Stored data
──────
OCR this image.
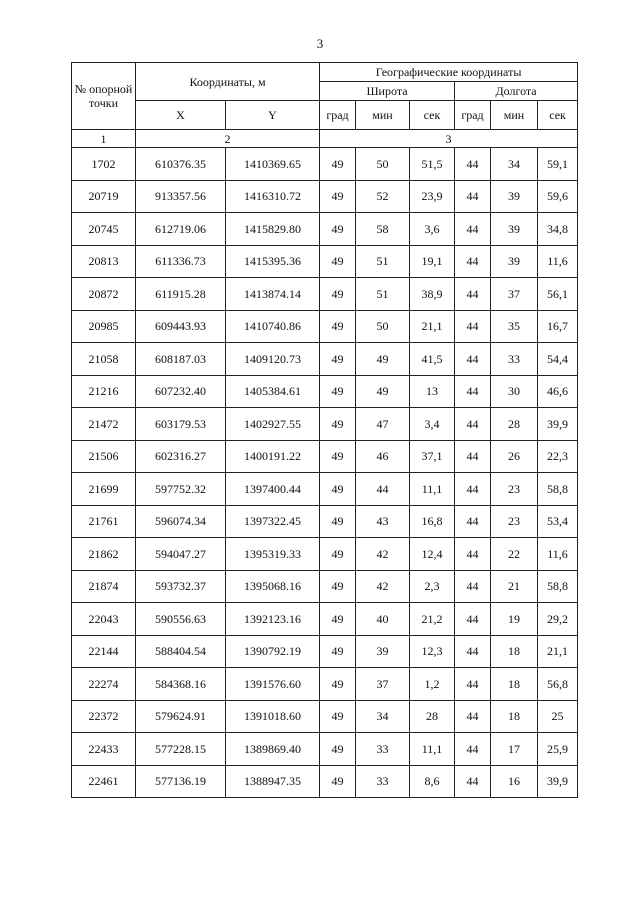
3
№ опорной точки	Координаты, м		Географические координаты					
			Широта			Долгота		
	X	Y	град	мин	сек	град	мин	сек
1	2		3					
1702	610376.35	1410369.65	49	50	51,5	44	34	59,1
20719	913357.56	1416310.72	49	52	23,9	44	39	59,6
20745	612719.06	1415829.80	49	58	3,6	44	39	34,8
20813	611336.73	1415395.36	49	51	19,1	44	39	11,6
20872	611915.28	1413874.14	49	51	38,9	44	37	56,1
20985	609443.93	1410740.86	49	50	21,1	44	35	16,7
21058	608187.03	1409120.73	49	49	41,5	44	33	54,4
21216	607232.40	1405384.61	49	49	13	44	30	46,6
21472	603179.53	1402927.55	49	47	3,4	44	28	39,9
21506	602316.27	1400191.22	49	46	37,1	44	26	22,3
21699	597752.32	1397400.44	49	44	11,1	44	23	58,8
21761	596074.34	1397322.45	49	43	16,8	44	23	53,4
21862	594047.27	1395319.33	49	42	12,4	44	22	11,6
21874	593732.37	1395068.16	49	42	2,3	44	21	58,8
22043	590556.63	1392123.16	49	40	21,2	44	19	29,2
22144	588404.54	1390792.19	49	39	12,3	44	18	21,1
22274	584368.16	1391576.60	49	37	1,2	44	18	56,8
22372	579624.91	1391018.60	49	34	28	44	18	25
22433	577228.15	1389869.40	49	33	11,1	44	17	25,9
22461	577136.19	1388947.35	49	33	8,6	44	16	39,9
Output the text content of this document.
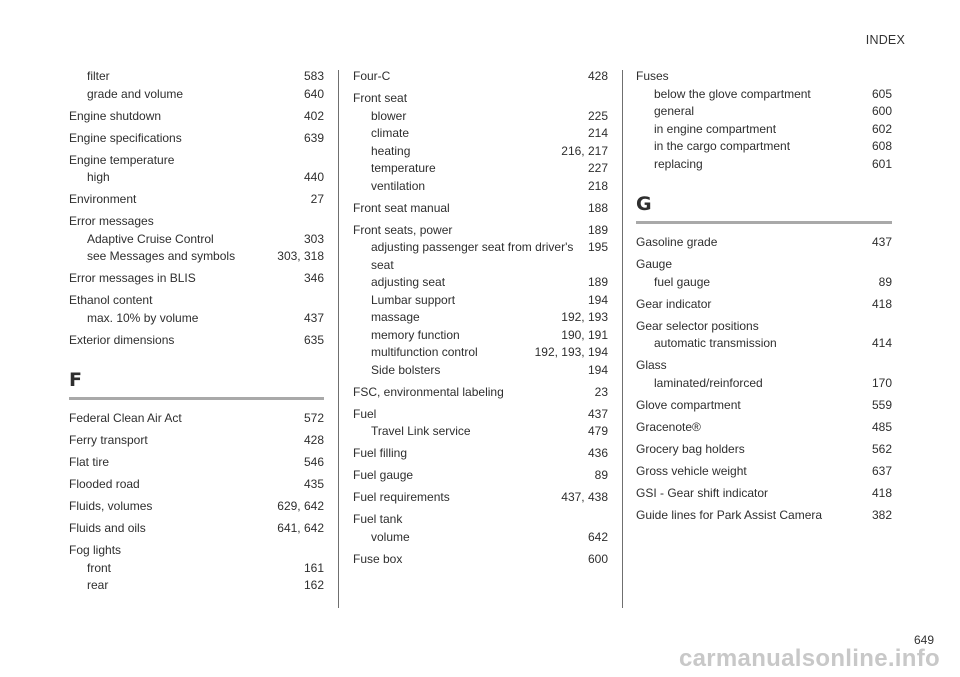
INDEX
filter	583
grade and volume	640
Engine shutdown	402
Engine specifications	639
Engine temperature
high	440
Environment	27
Error messages
Adaptive Cruise Control	303
see Messages and symbols	303, 318
Error messages in BLIS	346
Ethanol content
max. 10% by volume	437
Exterior dimensions	635
F
Federal Clean Air Act	572
Ferry transport	428
Flat tire	546
Flooded road	435
Fluids, volumes	629, 642
Fluids and oils	641, 642
Fog lights
front	161
rear	162
Four-C	428
Front seat
blower	225
climate	214
heating	216, 217
temperature	227
ventilation	218
Front seat manual	188
Front seats, power	189
adjusting passenger seat from driver's seat
195
adjusting seat	189
Lumbar support	194
massage	192, 193
memory function	190, 191
multifunction control	192, 193, 194
Side bolsters	194
FSC, environmental labeling	23
Fuel	437
Travel Link service	479
Fuel filling	436
Fuel gauge	89
Fuel requirements	437, 438
Fuel tank
volume	642
Fuse box	600
Fuses
below the glove compartment	605
general	600
in engine compartment	602
in the cargo compartment	608
replacing	601
G
Gasoline grade	437
Gauge
fuel gauge	89
Gear indicator	418
Gear selector positions
automatic transmission	414
Glass
laminated/reinforced	170
Glove compartment	559
Gracenote®	485
Grocery bag holders	562
Gross vehicle weight	637
GSI - Gear shift indicator	418
Guide lines for Park Assist Camera	382
649
carmanualsonline.info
──────
» **PROBLEM REQUIREMENTS**:
Give back the entries verbatim. Do not include any picture.

» **THE SOLUTION**:
OCR this image.
3
№ опорной точки	Координаты, м		Географические координаты					
			Широта			Долгота		
	X	Y	град	мин	сек	град	мин	сек
1	2		3					
1702	610376.35	1410369.65	49	50	51,5	44	34	59,1
20719	913357.56	1416310.72	49	52	23,9	44	39	59,6
20745	612719.06	1415829.80	49	58	3,6	44	39	34,8
20813	611336.73	1415395.36	49	51	19,1	44	39	11,6
20872	611915.28	1413874.14	49	51	38,9	44	37	56,1
20985	609443.93	1410740.86	49	50	21,1	44	35	16,7
21058	608187.03	1409120.73	49	49	41,5	44	33	54,4
21216	607232.40	1405384.61	49	49	13	44	30	46,6
21472	603179.53	1402927.55	49	47	3,4	44	28	39,9
21506	602316.27	1400191.22	49	46	37,1	44	26	22,3
21699	597752.32	1397400.44	49	44	11,1	44	23	58,8
21761	596074.34	1397322.45	49	43	16,8	44	23	53,4
21862	594047.27	1395319.33	49	42	12,4	44	22	11,6
21874	593732.37	1395068.16	49	42	2,3	44	21	58,8
22043	590556.63	1392123.16	49	40	21,2	44	19	29,2
22144	588404.54	1390792.19	49	39	12,3	44	18	21,1
22274	584368.16	1391576.60	49	37	1,2	44	18	56,8
22372	579624.91	1391018.60	49	34	28	44	18	25
22433	577228.15	1389869.40	49	33	11,1	44	17	25,9
22461	577136.19	1388947.35	49	33	8,6	44	16	39,9
Output the text content of this document.
INDEX
filter	583
grade and volume	640
Engine shutdown	402
Engine specifications	639
Engine temperature
high	440
Environment	27
Error messages
Adaptive Cruise Control	303
see Messages and symbols	303, 318
Error messages in BLIS	346
Ethanol content
max. 10% by volume	437
Exterior dimensions	635
F
Federal Clean Air Act	572
Ferry transport	428
Flat tire	546
Flooded road	435
Fluids, volumes	629, 642
Fluids and oils	641, 642
Fog lights
front	161
rear	162
Four-C	428
Front seat
blower	225
climate	214
heating	216, 217
temperature	227
ventilation	218
Front seat manual	188
Front seats, power	189
adjusting passenger seat from driver's seat
195
adjusting seat	189
Lumbar support	194
massage	192, 193
memory function	190, 191
multifunction control	192, 193, 194
Side bolsters	194
FSC, environmental labeling	23
Fuel	437
Travel Link service	479
Fuel filling	436
Fuel gauge	89
Fuel requirements	437, 438
Fuel tank
volume	642
Fuse box	600
Fuses
below the glove compartment	605
general	600
in engine compartment	602
in the cargo compartment	608
replacing	601
G
Gasoline grade	437
Gauge
fuel gauge	89
Gear indicator	418
Gear selector positions
automatic transmission	414
Glass
laminated/reinforced	170
Glove compartment	559
Gracenote®	485
Grocery bag holders	562
Gross vehicle weight	637
GSI - Gear shift indicator	418
Guide lines for Park Assist Camera	382
649
carmanualsonline.info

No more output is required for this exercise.